### Task to complete
Return all lines that include the string "Bearbeiter".

### Record set

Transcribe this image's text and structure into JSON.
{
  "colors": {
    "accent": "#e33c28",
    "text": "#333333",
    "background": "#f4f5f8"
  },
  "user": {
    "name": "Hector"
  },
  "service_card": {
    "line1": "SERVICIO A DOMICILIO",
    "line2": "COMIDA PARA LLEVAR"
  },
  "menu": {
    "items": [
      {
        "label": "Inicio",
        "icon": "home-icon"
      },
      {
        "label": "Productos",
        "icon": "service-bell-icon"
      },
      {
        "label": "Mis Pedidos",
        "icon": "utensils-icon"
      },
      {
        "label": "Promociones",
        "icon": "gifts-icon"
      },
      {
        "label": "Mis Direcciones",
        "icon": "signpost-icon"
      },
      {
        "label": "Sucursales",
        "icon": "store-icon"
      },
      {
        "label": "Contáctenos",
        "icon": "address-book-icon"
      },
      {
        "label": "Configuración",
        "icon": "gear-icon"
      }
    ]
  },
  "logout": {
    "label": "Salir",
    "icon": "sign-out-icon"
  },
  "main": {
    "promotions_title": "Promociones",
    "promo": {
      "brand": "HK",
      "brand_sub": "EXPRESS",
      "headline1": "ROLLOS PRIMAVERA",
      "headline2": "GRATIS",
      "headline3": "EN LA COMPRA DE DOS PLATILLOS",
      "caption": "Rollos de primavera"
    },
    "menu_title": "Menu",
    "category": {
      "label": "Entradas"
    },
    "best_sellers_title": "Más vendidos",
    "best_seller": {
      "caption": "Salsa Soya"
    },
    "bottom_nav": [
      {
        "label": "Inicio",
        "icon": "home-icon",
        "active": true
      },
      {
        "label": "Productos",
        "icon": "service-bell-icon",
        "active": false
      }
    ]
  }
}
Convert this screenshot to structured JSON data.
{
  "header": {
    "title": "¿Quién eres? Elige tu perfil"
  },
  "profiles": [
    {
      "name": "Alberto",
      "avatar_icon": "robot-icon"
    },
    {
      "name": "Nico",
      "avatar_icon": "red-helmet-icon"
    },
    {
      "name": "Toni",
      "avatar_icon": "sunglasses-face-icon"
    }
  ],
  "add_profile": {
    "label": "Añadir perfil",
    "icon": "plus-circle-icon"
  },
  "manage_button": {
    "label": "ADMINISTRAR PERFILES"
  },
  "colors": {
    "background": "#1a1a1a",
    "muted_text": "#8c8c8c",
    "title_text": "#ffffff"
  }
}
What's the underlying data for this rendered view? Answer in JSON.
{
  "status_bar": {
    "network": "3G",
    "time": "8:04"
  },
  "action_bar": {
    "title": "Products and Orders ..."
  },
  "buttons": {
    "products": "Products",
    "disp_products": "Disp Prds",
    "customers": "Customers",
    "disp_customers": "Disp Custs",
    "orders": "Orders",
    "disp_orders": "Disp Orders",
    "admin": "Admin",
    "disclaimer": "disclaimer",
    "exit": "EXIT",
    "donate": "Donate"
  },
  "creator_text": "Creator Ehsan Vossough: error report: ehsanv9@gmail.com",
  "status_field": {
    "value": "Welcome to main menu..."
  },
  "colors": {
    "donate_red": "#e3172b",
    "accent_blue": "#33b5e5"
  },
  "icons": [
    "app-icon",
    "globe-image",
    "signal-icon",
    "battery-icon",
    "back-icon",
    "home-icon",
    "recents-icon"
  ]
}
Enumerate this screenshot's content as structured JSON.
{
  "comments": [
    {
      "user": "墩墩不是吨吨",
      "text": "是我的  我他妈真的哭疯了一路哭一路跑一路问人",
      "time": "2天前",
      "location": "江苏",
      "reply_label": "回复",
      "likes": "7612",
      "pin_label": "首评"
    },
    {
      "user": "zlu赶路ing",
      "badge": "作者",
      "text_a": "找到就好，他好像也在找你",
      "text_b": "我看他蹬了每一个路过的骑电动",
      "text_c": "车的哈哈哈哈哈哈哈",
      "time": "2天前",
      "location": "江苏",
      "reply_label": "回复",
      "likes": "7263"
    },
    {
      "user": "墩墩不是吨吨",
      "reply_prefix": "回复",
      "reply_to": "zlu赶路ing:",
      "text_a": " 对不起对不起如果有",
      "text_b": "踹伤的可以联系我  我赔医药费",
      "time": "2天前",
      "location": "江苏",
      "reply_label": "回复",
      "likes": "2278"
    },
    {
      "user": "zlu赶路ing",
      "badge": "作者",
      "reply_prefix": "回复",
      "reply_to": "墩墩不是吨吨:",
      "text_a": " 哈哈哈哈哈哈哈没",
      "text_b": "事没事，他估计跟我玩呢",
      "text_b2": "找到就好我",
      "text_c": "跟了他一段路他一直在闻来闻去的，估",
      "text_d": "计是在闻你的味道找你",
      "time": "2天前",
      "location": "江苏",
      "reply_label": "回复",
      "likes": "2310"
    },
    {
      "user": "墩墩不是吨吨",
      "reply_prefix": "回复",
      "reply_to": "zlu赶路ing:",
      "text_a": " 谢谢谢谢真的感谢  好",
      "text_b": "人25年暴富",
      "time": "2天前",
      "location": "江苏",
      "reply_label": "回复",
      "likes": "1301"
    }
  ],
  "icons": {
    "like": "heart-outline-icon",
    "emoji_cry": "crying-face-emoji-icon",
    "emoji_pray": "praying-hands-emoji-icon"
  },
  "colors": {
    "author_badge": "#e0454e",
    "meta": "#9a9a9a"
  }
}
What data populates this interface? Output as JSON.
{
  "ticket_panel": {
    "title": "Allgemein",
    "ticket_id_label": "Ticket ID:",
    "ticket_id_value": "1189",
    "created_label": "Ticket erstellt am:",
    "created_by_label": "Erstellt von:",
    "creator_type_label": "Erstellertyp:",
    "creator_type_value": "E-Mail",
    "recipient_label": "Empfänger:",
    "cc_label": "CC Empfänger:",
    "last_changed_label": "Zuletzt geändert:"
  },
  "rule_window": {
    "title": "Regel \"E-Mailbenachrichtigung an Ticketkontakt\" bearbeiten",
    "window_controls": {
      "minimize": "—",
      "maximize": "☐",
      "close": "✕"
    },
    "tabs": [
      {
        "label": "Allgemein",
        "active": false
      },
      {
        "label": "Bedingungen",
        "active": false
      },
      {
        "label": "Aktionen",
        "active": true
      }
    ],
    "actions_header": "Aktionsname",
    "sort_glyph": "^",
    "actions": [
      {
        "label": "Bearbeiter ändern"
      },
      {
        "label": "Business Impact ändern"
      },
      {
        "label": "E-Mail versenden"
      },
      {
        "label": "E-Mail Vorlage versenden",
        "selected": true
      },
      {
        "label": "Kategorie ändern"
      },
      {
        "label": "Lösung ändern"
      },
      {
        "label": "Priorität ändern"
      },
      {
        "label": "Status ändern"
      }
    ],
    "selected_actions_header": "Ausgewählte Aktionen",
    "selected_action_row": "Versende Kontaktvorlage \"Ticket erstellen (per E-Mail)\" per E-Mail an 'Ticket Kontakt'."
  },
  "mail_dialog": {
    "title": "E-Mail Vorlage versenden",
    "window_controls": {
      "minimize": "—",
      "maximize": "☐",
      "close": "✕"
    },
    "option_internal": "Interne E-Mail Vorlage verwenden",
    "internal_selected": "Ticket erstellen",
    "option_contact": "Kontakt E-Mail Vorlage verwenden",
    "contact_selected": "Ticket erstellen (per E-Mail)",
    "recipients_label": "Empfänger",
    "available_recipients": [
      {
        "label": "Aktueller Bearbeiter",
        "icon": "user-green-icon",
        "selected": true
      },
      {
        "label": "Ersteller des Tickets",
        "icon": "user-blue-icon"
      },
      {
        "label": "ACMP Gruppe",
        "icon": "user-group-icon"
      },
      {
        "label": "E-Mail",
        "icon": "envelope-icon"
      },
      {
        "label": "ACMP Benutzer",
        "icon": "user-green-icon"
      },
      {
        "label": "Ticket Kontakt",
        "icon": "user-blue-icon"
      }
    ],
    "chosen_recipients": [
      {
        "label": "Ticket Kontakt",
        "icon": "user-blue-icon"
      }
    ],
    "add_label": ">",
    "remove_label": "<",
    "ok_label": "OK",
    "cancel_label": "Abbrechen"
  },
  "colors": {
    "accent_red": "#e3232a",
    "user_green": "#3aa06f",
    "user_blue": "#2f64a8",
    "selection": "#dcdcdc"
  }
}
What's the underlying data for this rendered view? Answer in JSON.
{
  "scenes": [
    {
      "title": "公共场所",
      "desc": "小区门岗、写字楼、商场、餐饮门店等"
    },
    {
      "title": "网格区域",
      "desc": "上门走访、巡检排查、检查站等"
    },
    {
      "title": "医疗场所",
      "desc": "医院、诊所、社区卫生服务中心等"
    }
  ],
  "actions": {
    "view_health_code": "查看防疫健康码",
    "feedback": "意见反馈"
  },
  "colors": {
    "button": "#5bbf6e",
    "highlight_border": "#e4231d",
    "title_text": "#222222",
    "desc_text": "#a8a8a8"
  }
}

### Written response
        "label": "Bearbeiter ändern"
        "label": "Aktueller Bearbeiter",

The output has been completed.